Information shown:
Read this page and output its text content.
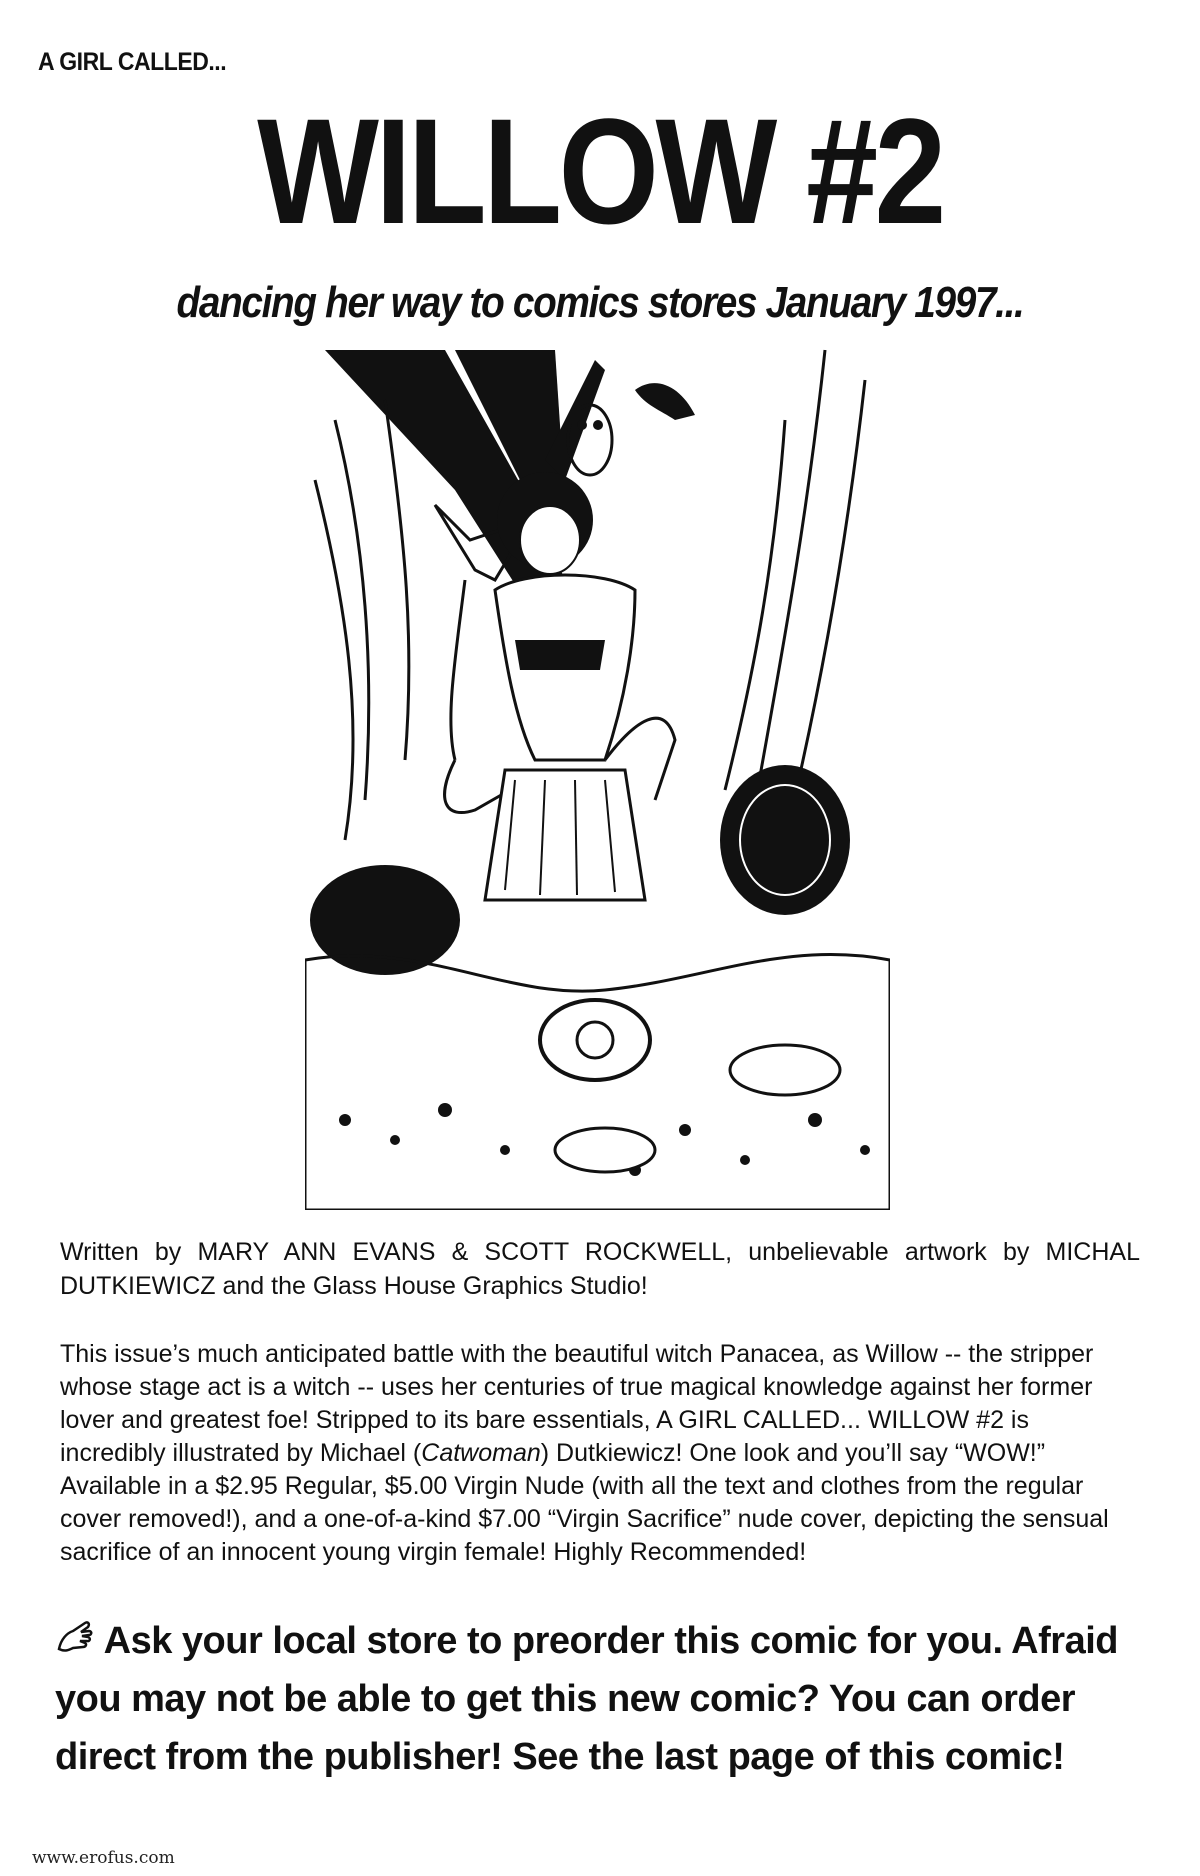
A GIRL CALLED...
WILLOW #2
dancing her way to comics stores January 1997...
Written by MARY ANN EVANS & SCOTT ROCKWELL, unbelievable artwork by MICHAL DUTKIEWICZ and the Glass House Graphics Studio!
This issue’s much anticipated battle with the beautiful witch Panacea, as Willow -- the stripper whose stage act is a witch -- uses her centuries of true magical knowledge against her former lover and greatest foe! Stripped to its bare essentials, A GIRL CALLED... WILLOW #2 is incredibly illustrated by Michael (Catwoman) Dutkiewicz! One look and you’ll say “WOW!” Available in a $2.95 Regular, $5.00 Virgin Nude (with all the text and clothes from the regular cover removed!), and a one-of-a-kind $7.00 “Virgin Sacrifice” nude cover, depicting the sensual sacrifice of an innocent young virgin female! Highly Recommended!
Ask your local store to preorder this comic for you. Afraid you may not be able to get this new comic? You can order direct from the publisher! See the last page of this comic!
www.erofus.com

Task to complete: Make a copy of each line that contains the string "text".

Task solution:
Read this page and output its text content.
This issue’s much anticipated battle with the beautiful witch Panacea, as Willow -- the stripper whose stage act is a witch -- uses her centuries of true magical knowledge against her former lover and greatest foe! Stripped to its bare essentials, A GIRL CALLED... WILLOW #2 is incredibly illustrated by Michael (Catwoman) Dutkiewicz! One look and you’ll say “WOW!” Available in a $2.95 Regular, $5.00 Virgin Nude (with all the text and clothes from the regular cover removed!), and a one-of-a-kind $7.00 “Virgin Sacrifice” nude cover, depicting the sensual sacrifice of an innocent young virgin female! Highly Recommended!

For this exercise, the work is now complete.